Omit every image, and transcribe the remaining entries exactly as given.
(begin)
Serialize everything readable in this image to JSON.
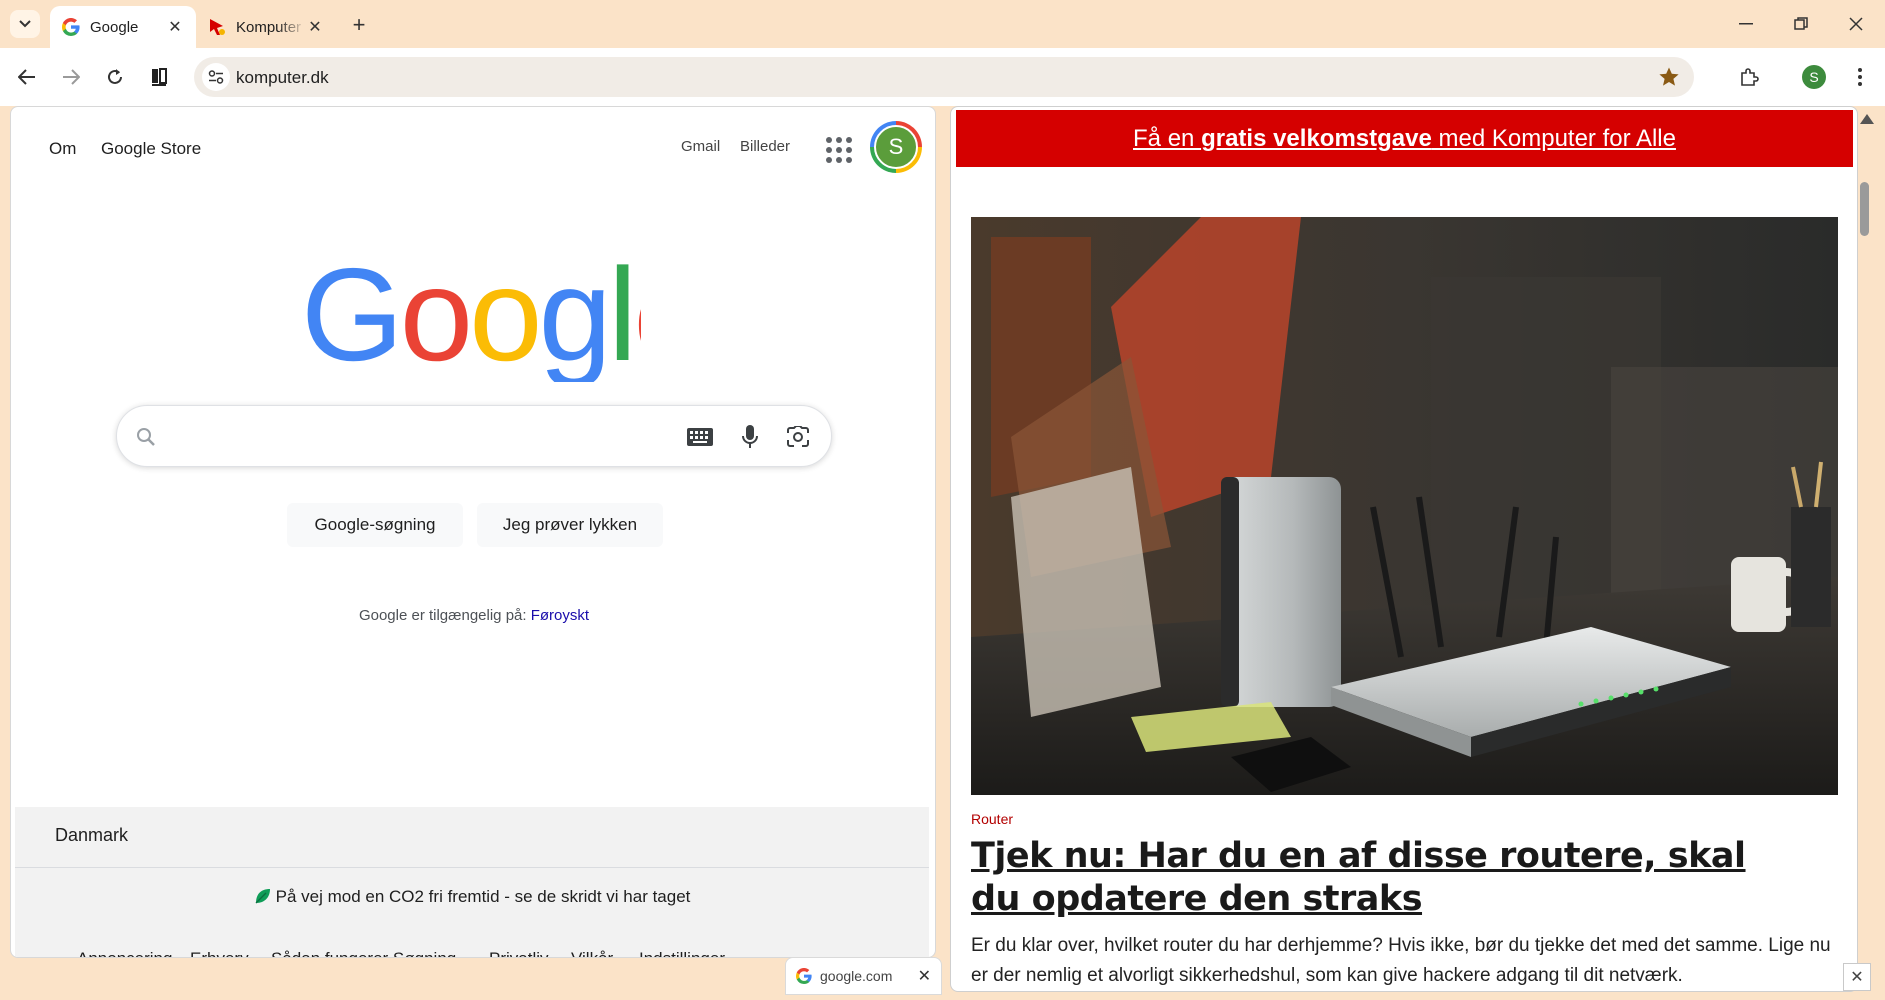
{
  "browser": {
    "tabs": [
      {
        "title": "Google",
        "favicon": "google-g-icon",
        "active": true
      },
      {
        "title": "Komputer",
        "favicon": "komputer-icon",
        "active": false
      }
    ],
    "new_tab": "+",
    "window_controls": {
      "minimize": "minimize-icon",
      "restore": "restore-icon",
      "close": "close-icon"
    },
    "omnibox_url": "komputer.dk",
    "profile_initial": "S"
  },
  "google": {
    "top_links": {
      "about": "Om",
      "store": "Google Store",
      "gmail": "Gmail",
      "images": "Billeder"
    },
    "avatar_initial": "S",
    "logo_text": "Google",
    "buttons": {
      "search": "Google-søgning",
      "lucky": "Jeg prøver lykken"
    },
    "offered_in": {
      "prefix": "Google er tilgængelig på:",
      "language": "Føroyskt"
    },
    "footer": {
      "country": "Danmark",
      "co2": "På vej mod en CO2 fri fremtid - se de skridt vi har taget",
      "links": [
        "Annoncering",
        "Erhverv",
        "Sådan fungerer Søgning",
        "Privatliv",
        "Vilkår",
        "Indstillinger"
      ]
    }
  },
  "komputer": {
    "banner": {
      "pre": "Få en ",
      "bold": "gratis velkomstgave",
      "post": " med Komputer for Alle"
    },
    "article": {
      "tag": "Router",
      "title": "Tjek nu: Har du en af disse routere, skal du opdatere den straks",
      "excerpt": "Er du klar over, hvilket router du har derhjemme? Hvis ikke, bør du tjekke det med det samme. Lige nu er der nemlig et alvorligt sikkerhedshul, som kan give hackere adgang til dit netværk."
    }
  },
  "status_bubble": {
    "url": "google.com",
    "close": "✕"
  },
  "colors": {
    "banner_red": "#d50000",
    "tag_red": "#b30000",
    "chrome_frame": "#fbe3c8",
    "link_blue": "#1a0dab",
    "star_gold": "#8a5a14"
  }
}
(end)
SOLUTION -
Serialize everything readable in this image to JSON.
{
  "browser": {
    "tabs": [
      {
        "title": "Google",
        "favicon": "google-g-icon",
        "active": true
      },
      {
        "title": "Komputer",
        "favicon": "komputer-icon",
        "active": false
      }
    ],
    "new_tab": "+",
    "window_controls": {
      "minimize": "minimize-icon",
      "restore": "restore-icon",
      "close": "close-icon"
    },
    "omnibox_url": "komputer.dk",
    "profile_initial": "S"
  },
  "google": {
    "top_links": {
      "about": "Om",
      "store": "Google Store",
      "gmail": "Gmail",
      "images": "Billeder"
    },
    "avatar_initial": "S",
    "logo_text": "Google",
    "buttons": {
      "search": "Google-søgning",
      "lucky": "Jeg prøver lykken"
    },
    "offered_in": {
      "prefix": "Google er tilgængelig på:",
      "language": "Føroyskt"
    },
    "footer": {
      "country": "Danmark",
      "co2": "På vej mod en CO2 fri fremtid - se de skridt vi har taget",
      "links": [
        "Annoncering",
        "Erhverv",
        "Sådan fungerer Søgning",
        "Privatliv",
        "Vilkår",
        "Indstillinger"
      ]
    }
  },
  "komputer": {
    "banner": {
      "pre": "Få en ",
      "bold": "gratis velkomstgave",
      "post": " med Komputer for Alle"
    },
    "article": {
      "tag": "Router",
      "title": "Tjek nu: Har du en af disse routere, skal du opdatere den straks",
      "excerpt": "Er du klar over, hvilket router du har derhjemme? Hvis ikke, bør du tjekke det med det samme. Lige nu er der nemlig et alvorligt sikkerhedshul, som kan give hackere adgang til dit netværk."
    }
  },
  "status_bubble": {
    "url": "google.com",
    "close": "✕"
  },
  "colors": {
    "banner_red": "#d50000",
    "tag_red": "#b30000",
    "chrome_frame": "#fbe3c8",
    "link_blue": "#1a0dab",
    "star_gold": "#8a5a14"
  }
}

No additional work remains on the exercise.